[EXERCISE BRIEF]: Copy every line of the data in which the word "Normalized" occurs.

[ENTRIES SUPPLIED]:
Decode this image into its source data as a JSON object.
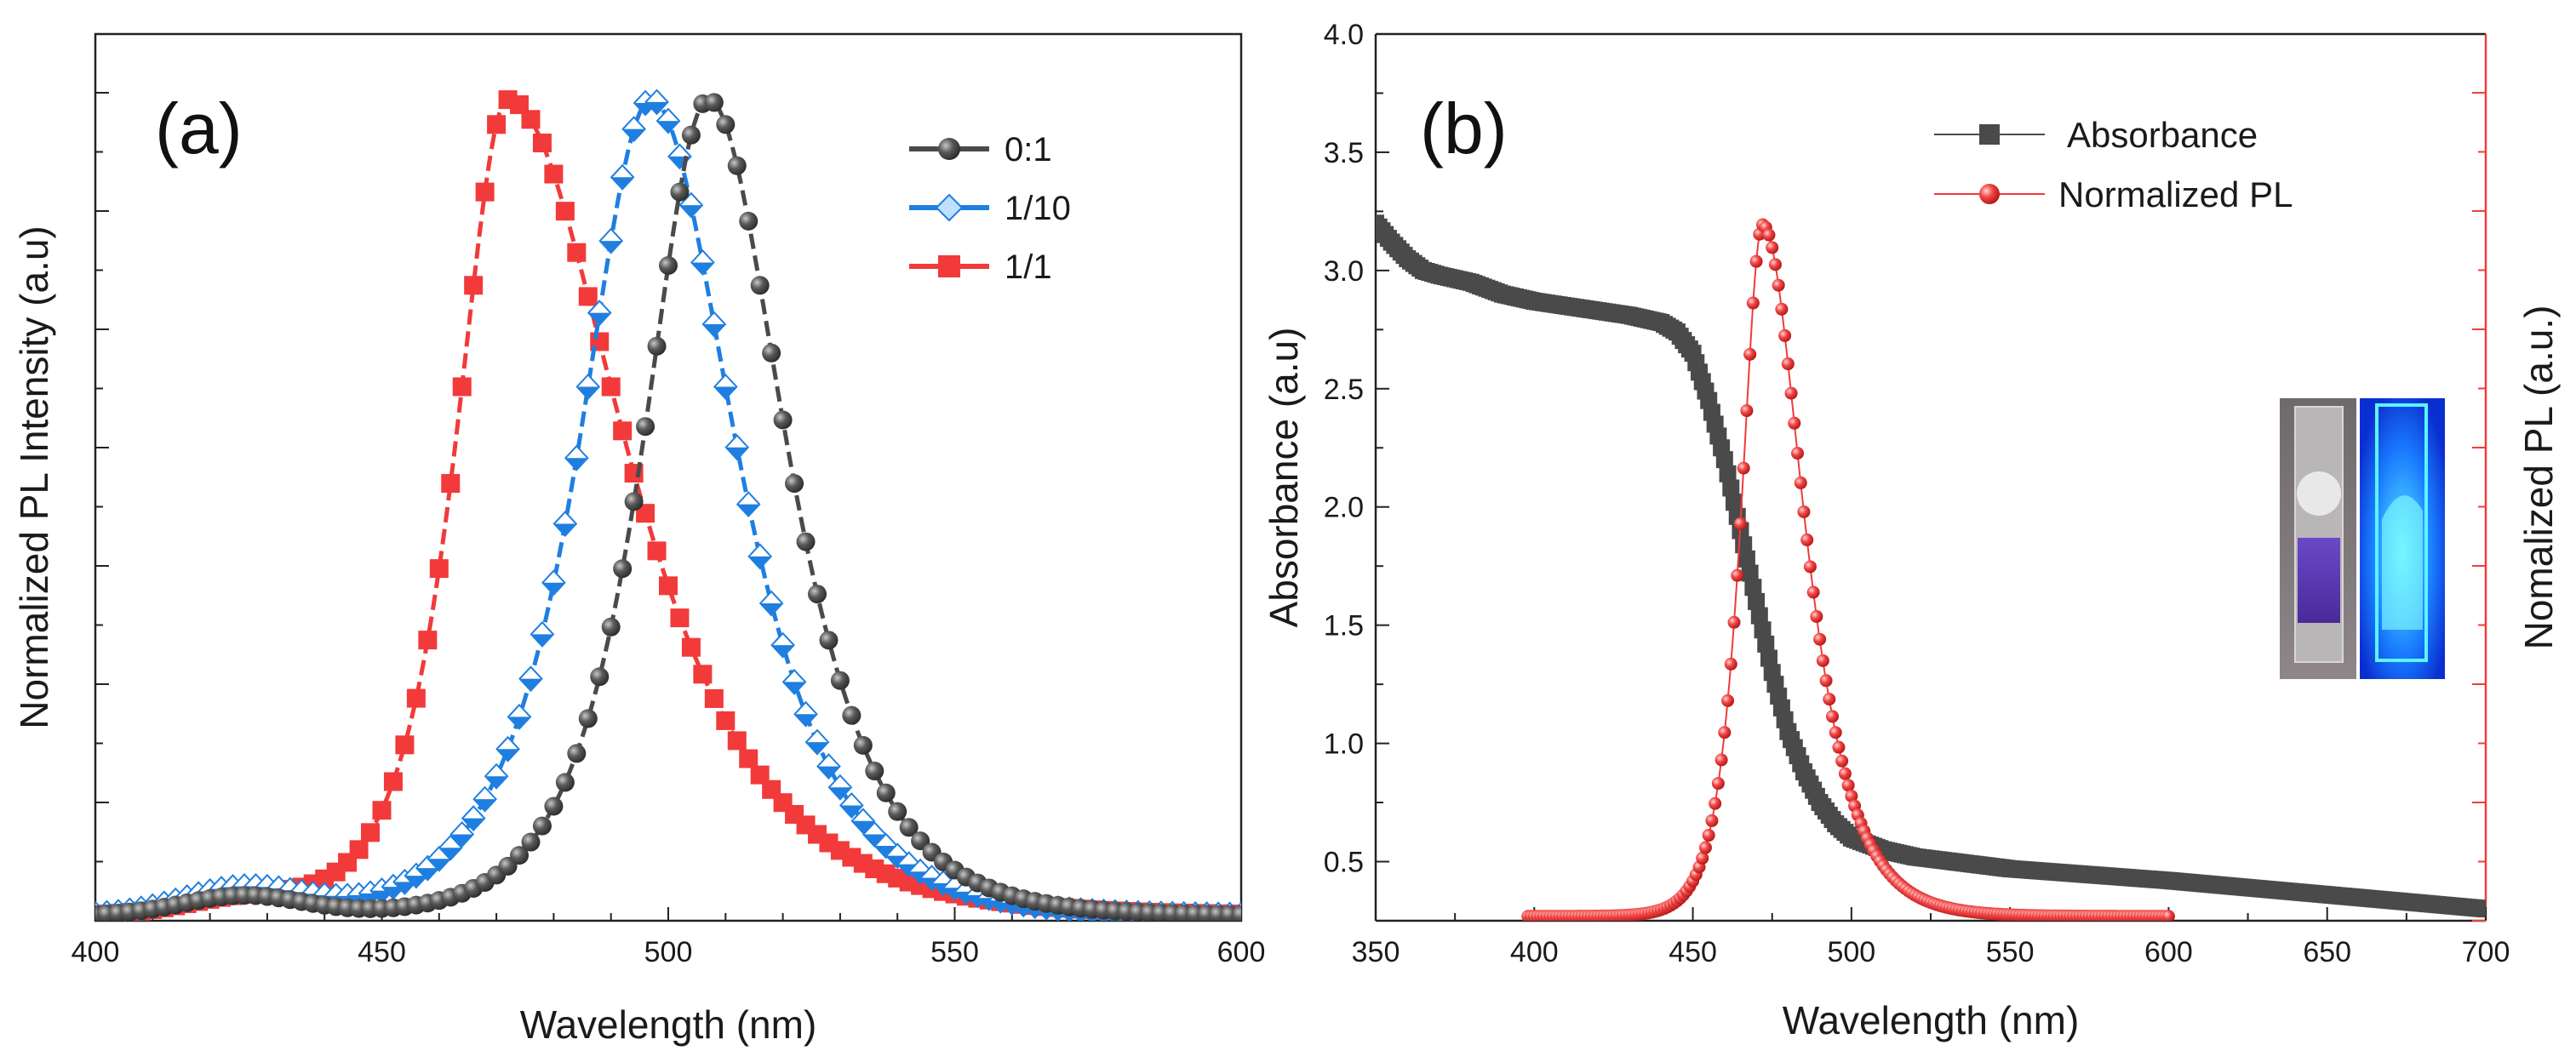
{
  "colors": {
    "black_series": "#4a4a4a",
    "blue_series": "#1f7fe0",
    "red_series": "#f23a3a",
    "axis": "#222222",
    "right_axis": "#f03c3c"
  },
  "chart_data": [
    {
      "panel": "(a)",
      "type": "scatter",
      "title": "",
      "xlabel": "Wavelength (nm)",
      "ylabel": "Normalized PL Intensity (a.u)",
      "xlim": [
        400,
        600
      ],
      "ylim": [
        0,
        1.0
      ],
      "xticks": [
        400,
        450,
        500,
        550,
        600
      ],
      "y_tick_labels": "none",
      "legend": {
        "position": "top-right",
        "entries": [
          "0:1",
          "1/10",
          "1/1"
        ]
      },
      "series": [
        {
          "name": "0:1",
          "marker": "sphere",
          "color": "#4a4a4a",
          "peak": 507,
          "peak_value": 0.92,
          "left_width": 10,
          "right_width": 12,
          "baseline": 0.006,
          "bump": {
            "center": 426,
            "amplitude": 0.022,
            "width": 15
          }
        },
        {
          "name": "1/10",
          "marker": "diamond",
          "color": "#1f7fe0",
          "peak": 497,
          "peak_value": 0.92,
          "left_width": 11,
          "right_width": 13,
          "baseline": 0.006,
          "bump": {
            "center": 426,
            "amplitude": 0.03,
            "width": 15
          }
        },
        {
          "name": "1/1",
          "marker": "square",
          "color": "#f23a3a",
          "peak": 472,
          "peak_value": 0.92,
          "left_width": 8,
          "right_width": 18,
          "baseline": 0.006,
          "bump": {
            "center": 426,
            "amplitude": 0.018,
            "width": 15
          }
        }
      ]
    },
    {
      "panel": "(b)",
      "type": "scatter",
      "title": "",
      "xlabel": "Wavelength (nm)",
      "ylabel": "Absorbance (a.u)",
      "ylabel_right": "Nomalized PL (a.u.)",
      "xlim": [
        350,
        700
      ],
      "ylim": [
        0.25,
        4.0
      ],
      "xticks": [
        350,
        400,
        450,
        500,
        550,
        600,
        650,
        700
      ],
      "yticks": [
        "0.5",
        "1.0",
        "1.5",
        "2.0",
        "2.5",
        "3.0",
        "3.5",
        "4.0"
      ],
      "right_ylim": [
        0,
        1.0
      ],
      "legend": {
        "position": "top-right",
        "entries": [
          "Absorbance",
          "Normalized PL"
        ]
      },
      "inset": "photo of two cuvettes: purple solution under ambient light and bright blue emission under UV light",
      "series": [
        {
          "name": "Absorbance",
          "marker": "square",
          "color": "#4a4a4a",
          "axis": "left",
          "x": [
            350,
            355,
            360,
            365,
            370,
            380,
            390,
            400,
            410,
            420,
            430,
            440,
            445,
            450,
            455,
            460,
            465,
            470,
            475,
            480,
            485,
            490,
            495,
            500,
            510,
            520,
            550,
            600,
            650,
            700
          ],
          "y": [
            3.2,
            3.12,
            3.05,
            3.0,
            2.98,
            2.95,
            2.9,
            2.87,
            2.85,
            2.83,
            2.81,
            2.78,
            2.74,
            2.65,
            2.45,
            2.2,
            1.9,
            1.6,
            1.3,
            1.05,
            0.88,
            0.75,
            0.66,
            0.6,
            0.55,
            0.52,
            0.47,
            0.42,
            0.36,
            0.3
          ]
        },
        {
          "name": "Normalized PL",
          "marker": "sphere",
          "color": "#f23a3a",
          "axis": "right",
          "x_range": [
            398,
            600
          ],
          "peak": 472,
          "peak_value": 0.78,
          "left_width": 6,
          "right_width": 11.5,
          "baseline": 0.005
        }
      ]
    }
  ]
}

[RESPONSE]:
      "ylabel": "Normalized PL Intensity (a.u)",
          "Normalized PL"
          "name": "Normalized PL",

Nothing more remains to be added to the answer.